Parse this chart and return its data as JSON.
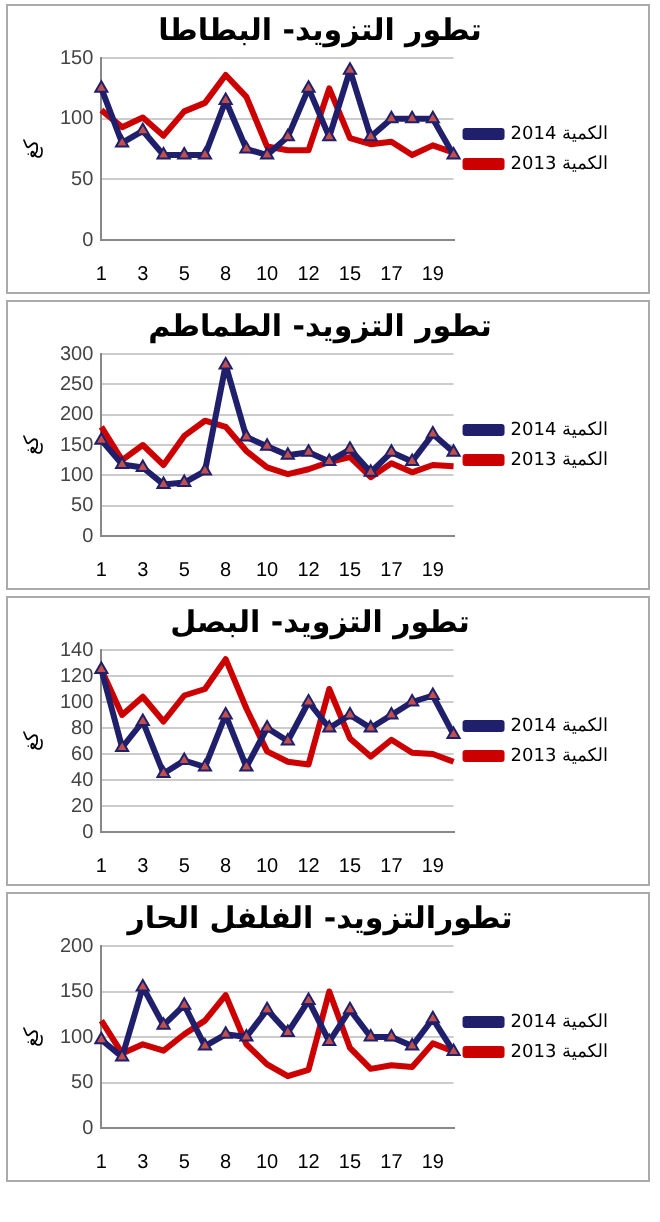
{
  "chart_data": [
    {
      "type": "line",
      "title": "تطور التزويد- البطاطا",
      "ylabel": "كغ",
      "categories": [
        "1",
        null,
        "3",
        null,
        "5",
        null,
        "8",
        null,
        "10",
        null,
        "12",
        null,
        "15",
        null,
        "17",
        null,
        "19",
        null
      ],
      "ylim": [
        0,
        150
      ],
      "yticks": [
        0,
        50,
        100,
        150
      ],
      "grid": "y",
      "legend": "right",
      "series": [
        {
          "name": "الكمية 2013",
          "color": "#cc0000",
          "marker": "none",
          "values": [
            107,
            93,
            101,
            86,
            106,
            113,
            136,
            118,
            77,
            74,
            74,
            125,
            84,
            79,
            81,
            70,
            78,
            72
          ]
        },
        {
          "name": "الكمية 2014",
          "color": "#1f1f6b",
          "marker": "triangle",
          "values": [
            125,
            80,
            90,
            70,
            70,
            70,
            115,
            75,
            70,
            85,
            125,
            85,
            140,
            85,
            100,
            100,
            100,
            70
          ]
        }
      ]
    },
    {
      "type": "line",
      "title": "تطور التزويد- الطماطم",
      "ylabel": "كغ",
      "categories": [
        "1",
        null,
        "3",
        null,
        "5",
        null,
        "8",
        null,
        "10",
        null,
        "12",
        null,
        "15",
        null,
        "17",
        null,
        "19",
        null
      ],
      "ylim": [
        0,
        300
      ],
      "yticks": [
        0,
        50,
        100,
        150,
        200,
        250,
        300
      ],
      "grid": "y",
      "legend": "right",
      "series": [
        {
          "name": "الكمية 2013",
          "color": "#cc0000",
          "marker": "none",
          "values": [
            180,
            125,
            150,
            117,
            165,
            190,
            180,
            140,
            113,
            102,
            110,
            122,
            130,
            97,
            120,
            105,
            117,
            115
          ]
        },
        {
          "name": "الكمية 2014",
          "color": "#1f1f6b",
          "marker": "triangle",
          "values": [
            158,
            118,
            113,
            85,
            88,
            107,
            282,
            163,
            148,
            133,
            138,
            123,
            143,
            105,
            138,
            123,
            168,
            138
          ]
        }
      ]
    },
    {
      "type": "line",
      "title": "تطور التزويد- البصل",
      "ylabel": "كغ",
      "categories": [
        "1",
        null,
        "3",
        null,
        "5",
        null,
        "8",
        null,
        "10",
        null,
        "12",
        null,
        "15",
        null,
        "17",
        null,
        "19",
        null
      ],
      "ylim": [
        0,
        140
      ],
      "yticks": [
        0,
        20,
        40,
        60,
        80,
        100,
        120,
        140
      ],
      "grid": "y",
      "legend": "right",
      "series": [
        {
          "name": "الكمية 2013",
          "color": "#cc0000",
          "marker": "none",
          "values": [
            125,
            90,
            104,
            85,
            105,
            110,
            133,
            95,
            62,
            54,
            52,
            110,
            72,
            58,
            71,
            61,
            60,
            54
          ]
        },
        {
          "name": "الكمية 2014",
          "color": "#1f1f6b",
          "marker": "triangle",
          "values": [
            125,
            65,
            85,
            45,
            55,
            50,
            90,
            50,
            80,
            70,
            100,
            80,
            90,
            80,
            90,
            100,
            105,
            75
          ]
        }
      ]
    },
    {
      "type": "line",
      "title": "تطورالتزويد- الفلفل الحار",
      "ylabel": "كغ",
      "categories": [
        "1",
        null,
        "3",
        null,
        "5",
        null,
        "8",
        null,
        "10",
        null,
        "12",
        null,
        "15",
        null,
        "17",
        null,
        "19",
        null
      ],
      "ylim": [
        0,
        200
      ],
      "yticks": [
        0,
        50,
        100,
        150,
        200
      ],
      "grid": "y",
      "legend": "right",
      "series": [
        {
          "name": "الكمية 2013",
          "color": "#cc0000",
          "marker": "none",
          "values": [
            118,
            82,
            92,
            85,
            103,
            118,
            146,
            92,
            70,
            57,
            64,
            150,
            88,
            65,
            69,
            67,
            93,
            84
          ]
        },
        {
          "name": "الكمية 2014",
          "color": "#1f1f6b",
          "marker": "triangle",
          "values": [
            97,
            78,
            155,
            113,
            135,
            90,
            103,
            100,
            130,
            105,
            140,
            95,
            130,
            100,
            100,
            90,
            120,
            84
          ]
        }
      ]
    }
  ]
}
* * *
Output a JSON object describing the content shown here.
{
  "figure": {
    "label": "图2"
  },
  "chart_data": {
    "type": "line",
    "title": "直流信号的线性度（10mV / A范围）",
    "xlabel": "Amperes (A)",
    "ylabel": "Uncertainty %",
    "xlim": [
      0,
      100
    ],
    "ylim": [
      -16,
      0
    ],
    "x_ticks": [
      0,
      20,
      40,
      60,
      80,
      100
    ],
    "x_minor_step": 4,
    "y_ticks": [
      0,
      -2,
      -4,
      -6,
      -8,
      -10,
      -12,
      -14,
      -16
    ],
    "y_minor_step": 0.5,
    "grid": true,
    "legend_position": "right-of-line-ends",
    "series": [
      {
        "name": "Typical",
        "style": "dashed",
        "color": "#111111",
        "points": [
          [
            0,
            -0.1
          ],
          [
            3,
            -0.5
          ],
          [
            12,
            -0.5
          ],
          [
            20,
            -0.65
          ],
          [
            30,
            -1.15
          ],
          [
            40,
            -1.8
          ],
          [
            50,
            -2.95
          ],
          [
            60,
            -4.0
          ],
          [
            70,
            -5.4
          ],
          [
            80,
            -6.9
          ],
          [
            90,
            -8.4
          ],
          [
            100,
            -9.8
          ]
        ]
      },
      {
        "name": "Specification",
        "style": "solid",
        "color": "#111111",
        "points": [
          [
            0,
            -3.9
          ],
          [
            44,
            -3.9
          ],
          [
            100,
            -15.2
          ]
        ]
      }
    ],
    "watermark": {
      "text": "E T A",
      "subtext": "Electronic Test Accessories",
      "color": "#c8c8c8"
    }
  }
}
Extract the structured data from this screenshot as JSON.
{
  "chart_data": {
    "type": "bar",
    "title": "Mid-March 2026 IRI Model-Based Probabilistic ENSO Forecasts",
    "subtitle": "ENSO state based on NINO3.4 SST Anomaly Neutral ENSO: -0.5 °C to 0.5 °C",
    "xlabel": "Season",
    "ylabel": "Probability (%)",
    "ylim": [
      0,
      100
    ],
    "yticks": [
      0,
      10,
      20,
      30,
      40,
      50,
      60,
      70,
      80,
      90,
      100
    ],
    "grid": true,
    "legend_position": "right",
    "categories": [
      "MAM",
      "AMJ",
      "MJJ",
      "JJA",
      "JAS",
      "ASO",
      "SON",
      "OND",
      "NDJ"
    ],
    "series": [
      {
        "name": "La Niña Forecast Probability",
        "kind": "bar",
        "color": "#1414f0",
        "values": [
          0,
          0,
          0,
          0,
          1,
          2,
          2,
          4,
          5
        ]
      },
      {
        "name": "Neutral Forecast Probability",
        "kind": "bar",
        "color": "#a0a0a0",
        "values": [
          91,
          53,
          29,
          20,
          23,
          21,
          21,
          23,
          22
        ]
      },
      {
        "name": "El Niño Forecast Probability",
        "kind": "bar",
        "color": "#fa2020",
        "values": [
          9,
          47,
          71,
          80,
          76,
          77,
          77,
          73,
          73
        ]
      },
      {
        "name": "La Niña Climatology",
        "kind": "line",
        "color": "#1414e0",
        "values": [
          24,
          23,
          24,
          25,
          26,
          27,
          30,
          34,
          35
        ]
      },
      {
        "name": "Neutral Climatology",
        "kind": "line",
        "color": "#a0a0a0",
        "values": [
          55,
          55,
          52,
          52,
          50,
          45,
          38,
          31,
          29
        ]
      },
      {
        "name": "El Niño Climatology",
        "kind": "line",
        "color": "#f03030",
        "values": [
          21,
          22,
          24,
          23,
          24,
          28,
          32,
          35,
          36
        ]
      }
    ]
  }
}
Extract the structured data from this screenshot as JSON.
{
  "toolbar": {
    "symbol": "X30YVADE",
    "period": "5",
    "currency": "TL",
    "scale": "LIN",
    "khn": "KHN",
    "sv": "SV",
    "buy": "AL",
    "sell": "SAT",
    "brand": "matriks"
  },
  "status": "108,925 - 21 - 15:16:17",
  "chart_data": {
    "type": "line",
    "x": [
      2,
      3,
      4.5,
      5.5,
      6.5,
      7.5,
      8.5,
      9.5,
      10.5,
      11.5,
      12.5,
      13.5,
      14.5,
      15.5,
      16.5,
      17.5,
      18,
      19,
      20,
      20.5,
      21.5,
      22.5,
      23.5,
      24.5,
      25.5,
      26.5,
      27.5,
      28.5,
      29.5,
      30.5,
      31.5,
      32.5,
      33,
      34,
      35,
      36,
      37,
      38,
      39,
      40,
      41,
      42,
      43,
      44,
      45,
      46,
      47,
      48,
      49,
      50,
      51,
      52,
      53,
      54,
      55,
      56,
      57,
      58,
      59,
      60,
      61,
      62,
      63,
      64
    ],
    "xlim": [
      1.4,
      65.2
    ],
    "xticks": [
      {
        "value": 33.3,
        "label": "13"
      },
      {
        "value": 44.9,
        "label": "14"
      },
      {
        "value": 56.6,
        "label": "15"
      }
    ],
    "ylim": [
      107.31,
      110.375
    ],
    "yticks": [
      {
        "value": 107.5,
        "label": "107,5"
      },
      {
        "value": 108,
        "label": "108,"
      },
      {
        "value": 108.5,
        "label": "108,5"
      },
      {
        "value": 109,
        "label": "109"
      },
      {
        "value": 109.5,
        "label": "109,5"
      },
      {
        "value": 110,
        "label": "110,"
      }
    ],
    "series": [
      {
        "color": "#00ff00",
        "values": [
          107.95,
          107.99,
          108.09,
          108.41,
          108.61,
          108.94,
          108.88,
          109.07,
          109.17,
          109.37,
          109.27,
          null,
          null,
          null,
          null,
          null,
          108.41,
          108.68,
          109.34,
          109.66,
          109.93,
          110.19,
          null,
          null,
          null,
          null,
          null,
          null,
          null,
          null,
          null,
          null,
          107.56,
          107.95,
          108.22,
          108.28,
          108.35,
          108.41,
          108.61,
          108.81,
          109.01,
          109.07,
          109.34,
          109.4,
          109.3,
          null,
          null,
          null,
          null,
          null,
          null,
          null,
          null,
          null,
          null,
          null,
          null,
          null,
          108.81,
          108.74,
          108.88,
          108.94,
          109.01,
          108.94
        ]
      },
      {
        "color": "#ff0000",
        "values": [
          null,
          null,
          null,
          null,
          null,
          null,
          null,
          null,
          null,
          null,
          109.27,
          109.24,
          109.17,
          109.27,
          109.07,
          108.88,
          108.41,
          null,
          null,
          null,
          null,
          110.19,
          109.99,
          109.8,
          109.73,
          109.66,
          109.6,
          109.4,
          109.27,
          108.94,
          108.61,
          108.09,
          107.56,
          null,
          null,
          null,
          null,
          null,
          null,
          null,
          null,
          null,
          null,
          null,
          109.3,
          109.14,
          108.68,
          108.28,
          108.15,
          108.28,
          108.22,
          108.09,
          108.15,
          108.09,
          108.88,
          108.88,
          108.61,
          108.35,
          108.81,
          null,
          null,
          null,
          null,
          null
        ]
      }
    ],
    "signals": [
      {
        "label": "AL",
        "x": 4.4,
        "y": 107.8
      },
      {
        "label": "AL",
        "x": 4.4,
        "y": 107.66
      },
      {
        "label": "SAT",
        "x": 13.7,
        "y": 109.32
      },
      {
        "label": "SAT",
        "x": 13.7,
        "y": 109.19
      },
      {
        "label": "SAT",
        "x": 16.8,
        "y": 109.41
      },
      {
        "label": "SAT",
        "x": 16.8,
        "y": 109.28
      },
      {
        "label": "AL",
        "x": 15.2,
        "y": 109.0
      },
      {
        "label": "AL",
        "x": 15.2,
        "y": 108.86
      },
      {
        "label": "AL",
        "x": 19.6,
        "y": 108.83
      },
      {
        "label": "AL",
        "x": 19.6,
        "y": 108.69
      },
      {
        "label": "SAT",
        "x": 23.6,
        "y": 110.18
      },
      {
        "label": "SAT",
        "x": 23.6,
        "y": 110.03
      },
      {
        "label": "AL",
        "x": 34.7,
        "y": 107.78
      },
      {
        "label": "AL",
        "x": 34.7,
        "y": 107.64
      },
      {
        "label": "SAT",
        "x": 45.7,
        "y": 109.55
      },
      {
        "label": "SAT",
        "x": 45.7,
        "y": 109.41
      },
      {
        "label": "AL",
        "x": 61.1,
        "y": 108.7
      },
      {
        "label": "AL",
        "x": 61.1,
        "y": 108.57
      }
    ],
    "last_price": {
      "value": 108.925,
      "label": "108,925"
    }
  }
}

Exercise instructions: Pick out lines containing the word "Niño", each one as written.

Answer to the problem:
        "name": "El Niño Forecast Probability",
        "name": "El Niño Climatology",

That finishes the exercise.